EXERCISE PROMPT => Within the listing below, locate all lines containing the word "true". Copy each one.

──────

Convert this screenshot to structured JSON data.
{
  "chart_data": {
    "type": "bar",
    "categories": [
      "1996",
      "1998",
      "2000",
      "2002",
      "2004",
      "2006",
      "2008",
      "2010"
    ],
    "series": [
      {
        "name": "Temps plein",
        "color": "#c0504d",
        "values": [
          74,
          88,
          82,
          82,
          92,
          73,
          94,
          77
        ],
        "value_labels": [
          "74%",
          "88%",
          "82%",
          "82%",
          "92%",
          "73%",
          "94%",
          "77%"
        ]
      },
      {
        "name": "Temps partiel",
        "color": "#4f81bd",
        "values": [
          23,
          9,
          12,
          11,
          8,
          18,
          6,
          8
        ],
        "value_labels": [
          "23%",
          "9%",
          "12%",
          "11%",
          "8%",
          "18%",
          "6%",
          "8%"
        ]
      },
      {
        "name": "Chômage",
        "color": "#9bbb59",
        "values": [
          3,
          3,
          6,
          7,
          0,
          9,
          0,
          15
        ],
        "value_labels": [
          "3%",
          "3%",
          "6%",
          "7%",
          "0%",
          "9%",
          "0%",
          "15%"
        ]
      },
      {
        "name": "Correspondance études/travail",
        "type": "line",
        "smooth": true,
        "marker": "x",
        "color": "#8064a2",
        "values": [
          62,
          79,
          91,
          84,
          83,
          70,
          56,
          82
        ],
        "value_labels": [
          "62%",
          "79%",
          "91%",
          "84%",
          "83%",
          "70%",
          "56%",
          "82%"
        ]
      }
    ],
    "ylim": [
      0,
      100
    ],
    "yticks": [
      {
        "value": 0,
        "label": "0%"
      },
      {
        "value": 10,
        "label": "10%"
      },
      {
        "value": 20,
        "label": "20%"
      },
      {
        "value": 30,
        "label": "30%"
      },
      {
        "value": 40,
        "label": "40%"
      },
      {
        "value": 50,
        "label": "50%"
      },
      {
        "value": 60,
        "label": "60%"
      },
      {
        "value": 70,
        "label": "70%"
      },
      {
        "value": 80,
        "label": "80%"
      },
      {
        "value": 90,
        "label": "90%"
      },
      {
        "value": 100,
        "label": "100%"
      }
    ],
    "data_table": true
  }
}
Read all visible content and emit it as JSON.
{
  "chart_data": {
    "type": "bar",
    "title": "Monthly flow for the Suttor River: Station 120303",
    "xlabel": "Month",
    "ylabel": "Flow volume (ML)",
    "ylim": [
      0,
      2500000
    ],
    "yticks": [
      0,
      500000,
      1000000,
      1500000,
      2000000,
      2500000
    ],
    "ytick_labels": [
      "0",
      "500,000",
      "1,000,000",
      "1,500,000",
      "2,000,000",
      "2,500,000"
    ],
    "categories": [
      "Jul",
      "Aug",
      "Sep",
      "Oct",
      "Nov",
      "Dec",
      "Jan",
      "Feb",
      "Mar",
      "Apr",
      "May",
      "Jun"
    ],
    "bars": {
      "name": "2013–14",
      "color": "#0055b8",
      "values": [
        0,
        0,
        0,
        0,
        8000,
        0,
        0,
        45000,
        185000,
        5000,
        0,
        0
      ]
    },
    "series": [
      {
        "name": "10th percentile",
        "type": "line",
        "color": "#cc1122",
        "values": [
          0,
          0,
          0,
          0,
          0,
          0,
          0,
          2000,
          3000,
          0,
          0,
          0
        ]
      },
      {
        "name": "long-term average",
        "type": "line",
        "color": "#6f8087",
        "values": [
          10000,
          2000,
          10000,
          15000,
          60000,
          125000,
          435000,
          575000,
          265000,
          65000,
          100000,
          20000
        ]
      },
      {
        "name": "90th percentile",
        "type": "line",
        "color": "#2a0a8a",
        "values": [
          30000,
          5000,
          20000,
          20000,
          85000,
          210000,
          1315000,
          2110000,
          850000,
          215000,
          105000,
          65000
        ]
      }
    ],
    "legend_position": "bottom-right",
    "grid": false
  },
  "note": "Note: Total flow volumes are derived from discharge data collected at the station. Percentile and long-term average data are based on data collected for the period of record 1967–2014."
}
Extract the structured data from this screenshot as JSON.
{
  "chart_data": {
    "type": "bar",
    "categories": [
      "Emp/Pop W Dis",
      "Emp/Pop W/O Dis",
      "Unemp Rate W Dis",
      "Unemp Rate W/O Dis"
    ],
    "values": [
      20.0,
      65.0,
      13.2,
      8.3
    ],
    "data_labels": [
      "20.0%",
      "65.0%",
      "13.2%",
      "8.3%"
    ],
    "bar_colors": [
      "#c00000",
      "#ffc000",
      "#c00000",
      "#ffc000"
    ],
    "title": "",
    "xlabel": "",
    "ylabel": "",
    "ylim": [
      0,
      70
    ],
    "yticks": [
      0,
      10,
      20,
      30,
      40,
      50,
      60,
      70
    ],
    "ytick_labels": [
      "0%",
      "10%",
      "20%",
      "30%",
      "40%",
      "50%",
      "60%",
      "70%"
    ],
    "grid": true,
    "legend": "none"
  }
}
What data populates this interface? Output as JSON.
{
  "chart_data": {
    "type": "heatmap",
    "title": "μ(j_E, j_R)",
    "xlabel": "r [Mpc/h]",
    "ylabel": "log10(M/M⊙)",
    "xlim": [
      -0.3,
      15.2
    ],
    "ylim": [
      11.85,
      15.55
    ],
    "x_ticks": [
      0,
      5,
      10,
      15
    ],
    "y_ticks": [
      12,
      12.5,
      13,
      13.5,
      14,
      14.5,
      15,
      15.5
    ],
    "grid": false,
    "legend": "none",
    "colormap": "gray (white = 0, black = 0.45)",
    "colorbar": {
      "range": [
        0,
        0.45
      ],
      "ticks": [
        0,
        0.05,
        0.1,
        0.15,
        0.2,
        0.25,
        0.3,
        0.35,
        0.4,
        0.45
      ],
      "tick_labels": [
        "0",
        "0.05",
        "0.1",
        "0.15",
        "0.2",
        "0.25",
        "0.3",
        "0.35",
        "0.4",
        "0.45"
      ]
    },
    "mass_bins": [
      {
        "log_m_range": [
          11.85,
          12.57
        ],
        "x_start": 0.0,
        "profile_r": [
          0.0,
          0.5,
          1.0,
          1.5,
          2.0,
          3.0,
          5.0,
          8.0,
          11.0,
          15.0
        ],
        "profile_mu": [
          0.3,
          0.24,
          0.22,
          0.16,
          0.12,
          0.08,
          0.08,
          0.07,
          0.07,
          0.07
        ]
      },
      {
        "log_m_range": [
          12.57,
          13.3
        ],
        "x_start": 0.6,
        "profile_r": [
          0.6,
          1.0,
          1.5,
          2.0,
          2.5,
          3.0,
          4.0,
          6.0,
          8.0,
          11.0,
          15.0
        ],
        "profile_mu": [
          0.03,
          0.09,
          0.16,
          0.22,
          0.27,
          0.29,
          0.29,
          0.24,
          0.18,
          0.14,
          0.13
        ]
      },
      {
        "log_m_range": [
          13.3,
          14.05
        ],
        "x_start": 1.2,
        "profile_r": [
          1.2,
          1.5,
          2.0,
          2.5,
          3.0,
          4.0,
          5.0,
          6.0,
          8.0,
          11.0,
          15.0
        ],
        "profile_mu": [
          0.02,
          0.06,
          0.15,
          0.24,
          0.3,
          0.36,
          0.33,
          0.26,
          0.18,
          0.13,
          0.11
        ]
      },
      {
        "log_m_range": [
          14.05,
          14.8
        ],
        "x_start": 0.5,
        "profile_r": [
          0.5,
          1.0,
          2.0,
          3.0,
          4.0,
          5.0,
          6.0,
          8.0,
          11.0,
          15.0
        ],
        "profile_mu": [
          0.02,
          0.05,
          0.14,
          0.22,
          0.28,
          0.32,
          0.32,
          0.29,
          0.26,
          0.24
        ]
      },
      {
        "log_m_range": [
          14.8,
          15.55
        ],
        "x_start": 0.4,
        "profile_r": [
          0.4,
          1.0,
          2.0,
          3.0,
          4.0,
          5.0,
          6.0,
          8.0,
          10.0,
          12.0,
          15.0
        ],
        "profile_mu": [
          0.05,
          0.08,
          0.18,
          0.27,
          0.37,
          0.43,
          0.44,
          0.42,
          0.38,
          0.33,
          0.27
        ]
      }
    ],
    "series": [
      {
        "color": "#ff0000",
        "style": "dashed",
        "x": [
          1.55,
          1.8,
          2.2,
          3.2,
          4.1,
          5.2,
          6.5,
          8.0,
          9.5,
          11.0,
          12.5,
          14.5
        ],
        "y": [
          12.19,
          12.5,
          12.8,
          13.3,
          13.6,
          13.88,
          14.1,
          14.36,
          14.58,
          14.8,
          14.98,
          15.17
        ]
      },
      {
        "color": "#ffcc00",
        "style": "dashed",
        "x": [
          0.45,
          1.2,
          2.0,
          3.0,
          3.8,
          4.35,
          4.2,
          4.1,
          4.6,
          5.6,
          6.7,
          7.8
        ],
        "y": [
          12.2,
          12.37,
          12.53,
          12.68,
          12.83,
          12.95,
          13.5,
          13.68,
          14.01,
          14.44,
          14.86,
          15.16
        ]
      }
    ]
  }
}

──────

SOLUTION =>
        "smooth": true,
    "data_table": true
    "grid": true,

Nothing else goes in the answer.